##### RECORDS #####

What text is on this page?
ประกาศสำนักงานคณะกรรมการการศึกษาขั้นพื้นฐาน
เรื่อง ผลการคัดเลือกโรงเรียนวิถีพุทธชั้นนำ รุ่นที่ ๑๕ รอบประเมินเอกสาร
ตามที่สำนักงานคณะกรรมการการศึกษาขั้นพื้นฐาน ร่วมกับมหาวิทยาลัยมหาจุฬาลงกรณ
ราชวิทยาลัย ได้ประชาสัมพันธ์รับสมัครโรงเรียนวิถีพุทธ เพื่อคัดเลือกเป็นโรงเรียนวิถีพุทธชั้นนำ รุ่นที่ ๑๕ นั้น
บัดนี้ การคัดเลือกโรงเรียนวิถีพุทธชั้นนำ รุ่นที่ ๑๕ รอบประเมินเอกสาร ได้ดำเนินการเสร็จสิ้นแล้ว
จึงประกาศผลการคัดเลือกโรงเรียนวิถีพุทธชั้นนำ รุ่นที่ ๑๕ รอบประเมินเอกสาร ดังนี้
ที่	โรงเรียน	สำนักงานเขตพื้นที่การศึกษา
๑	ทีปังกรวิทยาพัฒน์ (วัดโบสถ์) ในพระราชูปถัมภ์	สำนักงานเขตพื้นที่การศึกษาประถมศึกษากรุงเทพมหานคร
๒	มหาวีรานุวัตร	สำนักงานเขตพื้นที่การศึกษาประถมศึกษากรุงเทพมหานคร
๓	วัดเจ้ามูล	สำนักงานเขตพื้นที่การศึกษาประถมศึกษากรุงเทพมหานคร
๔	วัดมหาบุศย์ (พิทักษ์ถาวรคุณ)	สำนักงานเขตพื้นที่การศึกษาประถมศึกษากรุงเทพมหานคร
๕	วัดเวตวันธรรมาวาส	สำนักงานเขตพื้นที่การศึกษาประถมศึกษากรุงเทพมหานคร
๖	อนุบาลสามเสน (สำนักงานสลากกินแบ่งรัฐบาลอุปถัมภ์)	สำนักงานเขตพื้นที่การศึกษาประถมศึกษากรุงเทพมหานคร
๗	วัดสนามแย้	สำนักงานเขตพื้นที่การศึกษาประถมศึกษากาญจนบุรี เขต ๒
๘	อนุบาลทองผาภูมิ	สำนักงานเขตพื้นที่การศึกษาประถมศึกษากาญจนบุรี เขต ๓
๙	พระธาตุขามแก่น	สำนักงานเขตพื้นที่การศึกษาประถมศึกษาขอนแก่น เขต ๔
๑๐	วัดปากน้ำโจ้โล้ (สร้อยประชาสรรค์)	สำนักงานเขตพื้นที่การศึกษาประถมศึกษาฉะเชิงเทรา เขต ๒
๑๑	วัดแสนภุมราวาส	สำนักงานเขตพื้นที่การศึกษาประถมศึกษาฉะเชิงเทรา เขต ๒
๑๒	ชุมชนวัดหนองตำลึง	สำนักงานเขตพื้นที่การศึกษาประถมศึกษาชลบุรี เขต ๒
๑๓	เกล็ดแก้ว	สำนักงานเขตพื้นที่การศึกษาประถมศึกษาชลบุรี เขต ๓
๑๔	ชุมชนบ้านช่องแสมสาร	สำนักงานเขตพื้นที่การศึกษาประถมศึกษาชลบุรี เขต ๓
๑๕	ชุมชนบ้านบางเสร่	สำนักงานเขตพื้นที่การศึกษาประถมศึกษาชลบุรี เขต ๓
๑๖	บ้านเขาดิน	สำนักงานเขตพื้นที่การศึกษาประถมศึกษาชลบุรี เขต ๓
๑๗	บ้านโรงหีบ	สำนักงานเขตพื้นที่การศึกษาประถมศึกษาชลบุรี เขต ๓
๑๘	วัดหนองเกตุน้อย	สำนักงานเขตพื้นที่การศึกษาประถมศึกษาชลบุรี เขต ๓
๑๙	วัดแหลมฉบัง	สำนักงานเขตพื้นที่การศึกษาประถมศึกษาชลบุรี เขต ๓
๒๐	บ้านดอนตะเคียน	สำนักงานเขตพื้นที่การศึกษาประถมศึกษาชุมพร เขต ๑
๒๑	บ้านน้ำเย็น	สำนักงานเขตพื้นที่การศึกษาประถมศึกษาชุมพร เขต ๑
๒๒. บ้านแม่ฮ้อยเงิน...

#####

— TASK TO CARRY OUT —
Copy all lines from the material that include "กษาฉะเช".

— REPLY —
๑๐	วัดปากน้ำโจ้โล้ (สร้อยประชาสรรค์)	สำนักงานเขตพื้นที่การศึกษาประถมศึกษาฉะเชิงเทรา เขต ๒
๑๑	วัดแสนภุมราวาส	สำนักงานเขตพื้นที่การศึกษาประถมศึกษาฉะเชิงเทรา เขต ๒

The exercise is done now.